>> Start MATERIAL PROVIDED

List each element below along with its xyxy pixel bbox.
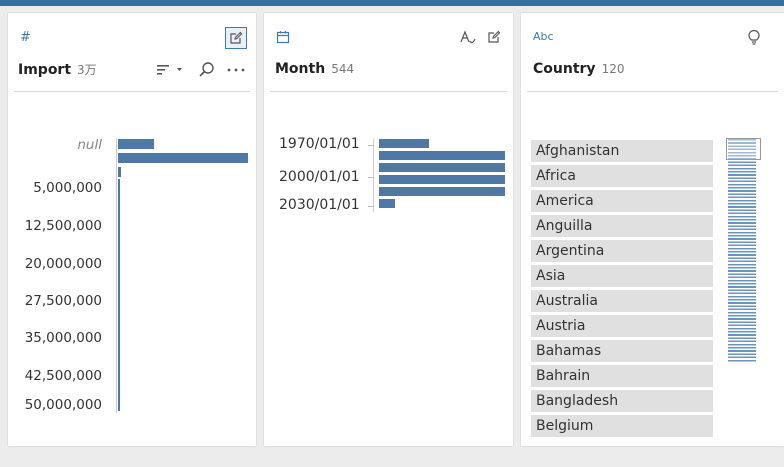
edit-values-button[interactable]: [484, 27, 506, 49]
month-axis-line: [373, 139, 374, 212]
header-divider: [14, 91, 250, 92]
sort-icon: [157, 65, 182, 75]
import-axis-line: [116, 139, 117, 413]
distinct-count: 544: [331, 62, 355, 76]
month-histogram-bar[interactable]: [379, 139, 429, 148]
number-hash-icon: #: [20, 30, 31, 45]
country-value-item[interactable]: Austria: [531, 315, 713, 337]
edit-values-button[interactable]: [225, 27, 247, 49]
import-axis-label: null: [77, 137, 102, 153]
country-value-item[interactable]: Bangladesh: [531, 390, 713, 412]
import-axis-label: 20,000,000: [24, 256, 102, 272]
format-text-button[interactable]: [457, 27, 479, 49]
column-title: Month 544: [275, 61, 355, 77]
sort-button[interactable]: [156, 61, 184, 79]
import-axis-label: 5,000,000: [33, 180, 102, 196]
calendar-icon: [276, 30, 290, 48]
import-axis-label: 50,000,000: [24, 397, 102, 413]
import-axis-label: 35,000,000: [24, 330, 102, 346]
value-overview-scrollbar[interactable]: [728, 139, 756, 363]
import-histogram-bar[interactable]: [118, 153, 248, 163]
scrollbar-thumb[interactable]: [726, 138, 761, 160]
search-icon: [199, 62, 214, 77]
country-value-item[interactable]: Australia: [531, 290, 713, 312]
month-axis-label: 1970/01/01: [279, 136, 360, 152]
header-divider: [527, 91, 778, 92]
text-format-icon: [460, 30, 476, 44]
distinct-count: 120: [601, 62, 625, 76]
month-axis-label: 2000/01/01: [279, 169, 360, 185]
country-column-card[interactable]: Abc Country 120 Afghanistan Africa America A…: [521, 13, 784, 446]
country-value-item[interactable]: Bahamas: [531, 340, 713, 362]
month-histogram-bar[interactable]: [379, 199, 395, 208]
month-axis-tick: [368, 145, 374, 146]
edit-icon: [230, 31, 243, 44]
import-histogram-bar[interactable]: [118, 167, 121, 177]
more-dots-icon: [227, 68, 245, 72]
month-histogram-bar[interactable]: [379, 187, 505, 196]
search-button[interactable]: [198, 61, 216, 79]
top-accent-bar: [0, 0, 784, 6]
month-histogram-bar[interactable]: [379, 163, 505, 172]
month-column-card[interactable]: Month 544 1970/01/01 2000/01/01 2030/01/0…: [264, 13, 513, 446]
month-axis-tick: [368, 206, 374, 207]
recommendations-button[interactable]: [744, 27, 766, 49]
country-value-item[interactable]: Bahrain: [531, 365, 713, 387]
distinct-count: 3万: [77, 63, 97, 77]
country-value-item[interactable]: America: [531, 190, 713, 212]
country-value-item[interactable]: Afghanistan: [531, 140, 713, 162]
column-title: Import 3万: [18, 62, 97, 78]
import-axis-label: 12,500,000: [24, 218, 102, 234]
edit-icon: [488, 30, 501, 43]
column-title: Country 120: [533, 61, 625, 77]
import-histogram-bar[interactable]: [118, 179, 120, 411]
month-axis-label: 2030/01/01: [279, 197, 360, 213]
more-options-button[interactable]: [226, 61, 246, 79]
country-value-item[interactable]: Asia: [531, 265, 713, 287]
month-histogram-bar[interactable]: [379, 151, 505, 160]
header-divider: [270, 91, 507, 92]
import-column-card[interactable]: # Import 3万 null 5,000,000 12,500,000 20,000…: [8, 13, 256, 446]
month-axis-tick: [368, 177, 374, 178]
import-axis-label: 27,500,000: [24, 293, 102, 309]
country-value-item[interactable]: Argentina: [531, 240, 713, 262]
country-value-item[interactable]: Anguilla: [531, 215, 713, 237]
text-abc-icon: Abc: [533, 30, 554, 43]
import-axis-label: 42,500,000: [24, 368, 102, 384]
import-histogram-bar[interactable]: [118, 139, 154, 149]
month-histogram-bar[interactable]: [379, 175, 505, 184]
lightbulb-icon: [748, 30, 760, 45]
country-value-item[interactable]: Africa: [531, 165, 713, 187]
country-value-item[interactable]: Belgium: [531, 415, 713, 437]
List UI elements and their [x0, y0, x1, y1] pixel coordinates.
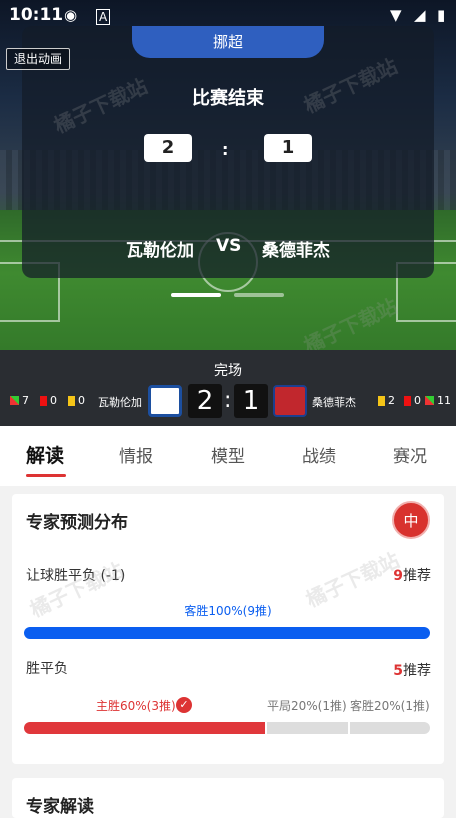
away-score: 1 [264, 134, 312, 162]
handicap-suffix: 推荐 [403, 568, 431, 584]
check-icon: ✓ [176, 697, 192, 713]
home-red-cards: 0 [50, 394, 57, 407]
away-red-cards: 0 [414, 394, 421, 407]
wdl-away-fill [349, 722, 430, 734]
wdl-away-caption: 客胜20%(1推) [350, 699, 430, 713]
expert-prediction-panel: 专家预测分布 中 让球胜平负 (-1) 9推荐 客胜100%(9推) 胜平负 5… [12, 494, 444, 764]
corner-flag-icon [10, 396, 19, 405]
notification-icon: ◉ [64, 6, 78, 24]
yellow-card-icon [378, 395, 385, 406]
wdl-bar [24, 722, 430, 734]
hit-badge: 中 [392, 501, 430, 539]
exit-animation-button[interactable]: 退出动画 [6, 48, 70, 70]
score-separator: : [222, 140, 229, 159]
red-card-icon [404, 395, 411, 406]
red-card-icon [40, 395, 47, 406]
away-team-name: 桑德菲杰 [312, 396, 356, 409]
final-status: 完场 [214, 363, 242, 379]
away-corners: 11 [437, 394, 451, 407]
wdl-draw-fill [267, 722, 348, 734]
tab-bar: 解读 情报 模型 战绩 赛况 [0, 426, 456, 486]
handicap-count: 9 [393, 568, 403, 584]
home-score: 2 [144, 134, 192, 162]
page-dot-active[interactable] [171, 293, 221, 297]
wifi-icon: ▼ [390, 6, 402, 24]
home-corners: 7 [22, 394, 29, 407]
wdl-count: 5 [393, 663, 403, 679]
wdl-home-fill [24, 722, 266, 734]
away-yellow-cards: 2 [388, 394, 395, 407]
vs-label: VS [216, 236, 242, 256]
away-score-digit: 1 [234, 384, 268, 418]
wdl-home-caption: 主胜60%(3推) [96, 699, 176, 713]
corner-flag-icon [425, 396, 434, 405]
away-team: 桑德菲杰 [262, 241, 330, 261]
tab-model[interactable]: 模型 [211, 442, 245, 467]
away-stats: 2 0 11 [378, 394, 451, 407]
tab-intel[interactable]: 情报 [119, 442, 153, 467]
home-team-logo [148, 385, 182, 417]
app-icon: A [96, 9, 111, 25]
home-team: 瓦勒伦加 [126, 241, 194, 261]
away-team-logo [273, 385, 307, 417]
active-tab-indicator [26, 474, 66, 477]
yellow-card-icon [68, 395, 75, 406]
home-team-name: 瓦勒伦加 [98, 396, 142, 409]
handicap-bar-fill [24, 627, 430, 639]
handicap-recommend-count: 9推荐 [393, 565, 431, 585]
tab-record[interactable]: 战绩 [302, 442, 336, 467]
league-name: 挪超 [132, 26, 324, 58]
wdl-draw-caption: 平局20%(1推) [267, 699, 347, 713]
signal-icon: ◢ [414, 6, 426, 24]
wdl-label: 胜平负 [26, 661, 68, 677]
page-dot[interactable] [234, 293, 284, 297]
panel-title: 专家预测分布 [26, 513, 128, 533]
handicap-label: 让球胜平负 (-1) [26, 568, 126, 584]
clock: 10:11 [9, 5, 64, 25]
home-score-digit: 2 [188, 384, 222, 418]
wdl-suffix: 推荐 [403, 663, 431, 679]
handicap-bar [24, 627, 430, 639]
tab-analysis[interactable]: 解读 [26, 441, 64, 468]
wdl-recommend-count: 5推荐 [393, 660, 431, 680]
panel2-title: 专家解读 [26, 797, 94, 817]
match-summary-bar: 完场 7 0 0 瓦勒伦加 2 : 1 桑德菲杰 2 0 11 [0, 350, 456, 426]
home-stats: 7 0 0 [10, 394, 85, 407]
score-colon: : [224, 388, 232, 413]
match-status: 比赛结束 [192, 88, 264, 109]
battery-icon: ▮ [437, 6, 446, 24]
home-yellow-cards: 0 [78, 394, 85, 407]
match-animation: 10:11 ◉ A ▼ ◢ ▮ 挪超 退出动画 比赛结束 2 : 1 瓦勒伦加 … [0, 0, 456, 350]
tab-live[interactable]: 赛况 [393, 442, 427, 467]
expert-analysis-panel: 专家解读 [12, 778, 444, 818]
handicap-caption: 客胜100%(9推) [184, 604, 272, 618]
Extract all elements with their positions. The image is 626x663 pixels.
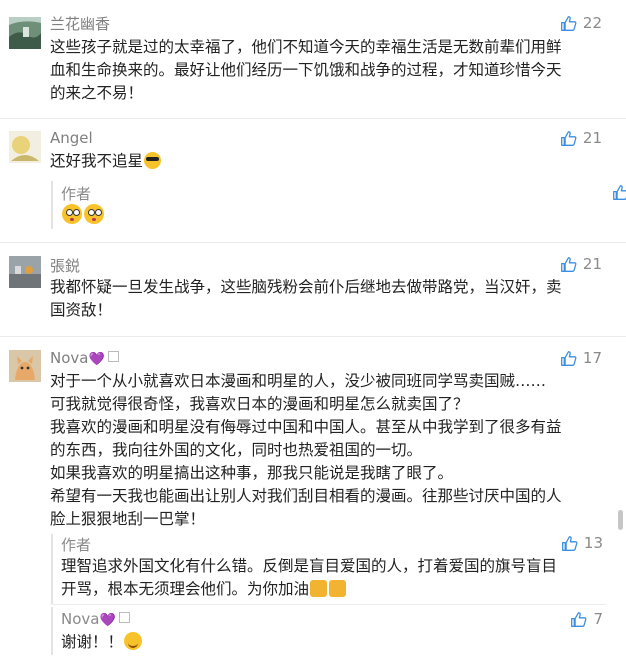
comment-line: 对于一个从小就喜欢日本漫画和明星的人，没少被同班同学骂卖国贼…… [50,372,547,390]
avatar[interactable] [9,350,41,382]
sunglasses-emoji-icon [144,152,162,169]
comment-line: 我喜欢的漫画和明星没有侮辱过中国和中国人。甚至从中我学到了很多有益 [50,418,562,436]
comment-text: 这些孩子就是过的太幸福了，他们不知道今天的幸福生活是无数前辈们用鲜 血和生命换来… [50,36,605,105]
thumbs-up-icon [560,256,577,272]
reply-author[interactable]: 作者 [61,183,91,204]
comment-line: 血和生命换来的。最好让他们经历一下饥饿和战争的过程，才知道珍惜今天 [50,61,562,79]
reply-thread: 作者 4 [51,181,626,229]
avatar[interactable] [9,256,41,288]
comment-line: 脸上狠狠地刮一巴掌！ [50,510,206,528]
comment-line: 可我就觉得很奇怪，我喜欢日本的漫画和明星怎么就卖国了？ [50,395,469,413]
like-button[interactable]: 17 [560,349,602,367]
comment-line-text: 还好我不追星 [50,152,144,170]
reply-text: 谢谢！！ [61,631,143,654]
comment-text: 我都怀疑一旦发生战争，这些脑残粉会前仆后继地去做带路党，当汉奸，卖 国资敌！ [50,276,605,322]
comment-line: 我都怀疑一旦发生战争，这些脑残粉会前仆后继地去做带路党，当汉奸，卖 [50,278,562,296]
heart-icon: 💜 [99,613,116,628]
comment-line: 如果我喜欢的明星搞出这种事，那我只能说是我瞎了眼了。 [50,464,454,482]
scrollbar-thumb[interactable] [618,510,623,530]
reply-text: 理智追求外国文化有什么错。反倒是盲目爱国的人，打着爱国的旗号盲目 开骂，根本无须… [61,555,557,601]
comment-line: 的东西，我向往外国的文化，同时也热爱祖国的一切。 [50,441,423,459]
thumbs-up-icon [560,15,577,31]
like-count: 13 [583,534,603,552]
comment-text: 对于一个从小就喜欢日本漫画和明星的人，没少被同班同学骂卖国贼…… 可我就觉得很奇… [50,370,605,531]
comment-line: 还好我不追星 [50,150,605,173]
avatar[interactable] [9,131,41,163]
thumbs-up-icon [571,611,587,627]
thumbs-up-icon [561,535,578,551]
comment-text: 还好我不追星 [50,150,605,173]
reply-line-text: 开骂，根本无须理会他们。为你加油 [61,580,310,598]
reply-line-text: 谢谢！！ [61,633,124,651]
reply-author-text: Nova [61,610,100,628]
thumbs-up-icon [560,350,577,366]
thumbs-up-emoji-icon [329,580,347,597]
reply-text [61,204,105,228]
badge-icon [118,612,130,623]
commenter-name[interactable]: 張鋭 [50,255,80,276]
like-button[interactable]: 13 [561,534,603,552]
comment-line: 的来之不易！ [50,84,144,102]
like-count: 7 [593,610,603,628]
comment-line: 希望有一天我也能画出让别人对我们刮目相看的漫画。往那些讨厌中国的人 [50,487,562,505]
like-count: 21 [582,129,602,147]
reply-thread: 作者 13 理智追求外国文化有什么错。反倒是盲目爱国的人，打着爱国的旗号盲目 开… [51,534,603,604]
divider [0,336,626,337]
commenter-name[interactable]: 兰花幽香 [50,13,110,34]
divider [0,118,626,119]
commenter-name-text: Nova [50,349,89,367]
like-button[interactable]: 21 [560,129,602,147]
reply-author[interactable]: Nova💜 [61,610,130,628]
like-count: 22 [582,14,602,32]
reply-author[interactable]: 作者 [61,534,91,555]
heart-icon: 💜 [88,352,105,367]
smile-emoji-icon [124,632,143,650]
avatar[interactable] [9,17,41,49]
like-button[interactable]: 7 [570,610,603,628]
thumbs-up-icon [560,130,577,146]
flushed-emoji-icon [84,204,104,224]
thumbs-up-icon [613,184,626,200]
commenter-name[interactable]: Nova💜 [50,349,119,367]
reply-line: 理智追求外国文化有什么错。反倒是盲目爱国的人，打着爱国的旗号盲目 [61,557,558,575]
like-count: 17 [582,349,602,367]
reply-line: 开骂，根本无须理会他们。为你加油 [61,578,557,601]
like-button[interactable]: 22 [560,14,602,32]
comment-line: 国资敌！ [50,301,113,319]
comment-line: 这些孩子就是过的太幸福了，他们不知道今天的幸福生活是无数前辈们用鲜 [50,38,562,56]
flushed-emoji-icon [62,204,82,224]
badge-icon [107,351,119,362]
divider [0,242,626,243]
thumbs-up-emoji-icon [310,580,328,597]
reply-thread: Nova💜 7 谢谢！！ [51,607,603,655]
divider [51,604,606,605]
like-button[interactable]: 4 [612,183,626,201]
like-count: 21 [582,255,602,273]
commenter-name[interactable]: Angel [50,129,93,147]
like-button[interactable]: 21 [560,255,602,273]
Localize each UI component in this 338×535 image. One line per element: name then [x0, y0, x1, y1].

>> End MATERIAL PROVIDED

◆ REQUIRED WORK
Give back the lines of the entries from the line with "comment-line: 对于一个从小就喜欢日本漫画和明星的人，没少被同班同学骂卖国贼…… [50,372,547,390]" to the line with "thumbs-up-icon [571,611,587,627]", swapping "avatar" for "profile-image" and leaving everything else unchanged.

◆ TASK RESPONSE
comment-line: 对于一个从小就喜欢日本漫画和明星的人，没少被同班同学骂卖国贼…… [50,372,547,390]
profile-image[interactable] [9,350,41,382]
sunglasses-emoji-icon [144,152,162,169]
comment-line: 我喜欢的漫画和明星没有侮辱过中国和中国人。甚至从中我学到了很多有益 [50,418,562,436]
comment-text: 这些孩子就是过的太幸福了，他们不知道今天的幸福生活是无数前辈们用鲜 血和生命换来… [50,36,605,105]
thumbs-up-icon [560,256,577,272]
reply-author[interactable]: 作者 [61,183,91,204]
comment-line: 血和生命换来的。最好让他们经历一下饥饿和战争的过程，才知道珍惜今天 [50,61,562,79]
reply-thread: 作者 4 [51,181,626,229]
profile-image[interactable] [9,256,41,288]
comment-line: 脸上狠狠地刮一巴掌！ [50,510,206,528]
comment-line: 可我就觉得很奇怪，我喜欢日本的漫画和明星怎么就卖国了？ [50,395,469,413]
like-button[interactable]: 17 [560,349,602,367]
comment-line-text: 还好我不追星 [50,152,144,170]
reply-text: 谢谢！！ [61,631,143,654]
comment-text: 我都怀疑一旦发生战争，这些脑残粉会前仆后继地去做带路党，当汉奸，卖 国资敌！ [50,276,605,322]
comment-line: 我都怀疑一旦发生战争，这些脑残粉会前仆后继地去做带路党，当汉奸，卖 [50,278,562,296]
heart-icon: 💜 [99,613,116,628]
comment-line: 如果我喜欢的明星搞出这种事，那我只能说是我瞎了眼了。 [50,464,454,482]
scrollbar-thumb[interactable] [618,510,623,530]
reply-text: 理智追求外国文化有什么错。反倒是盲目爱国的人，打着爱国的旗号盲目 开骂，根本无须… [61,555,557,601]
comment-line: 的东西，我向往外国的文化，同时也热爱祖国的一切。 [50,441,423,459]
thumbs-up-icon [560,15,577,31]
like-count: 13 [583,534,603,552]
comment-text: 对于一个从小就喜欢日本漫画和明星的人，没少被同班同学骂卖国贼…… 可我就觉得很奇… [50,370,605,531]
comment-line: 还好我不追星 [50,150,605,173]
profile-image[interactable] [9,131,41,163]
thumbs-up-icon [571,611,587,627]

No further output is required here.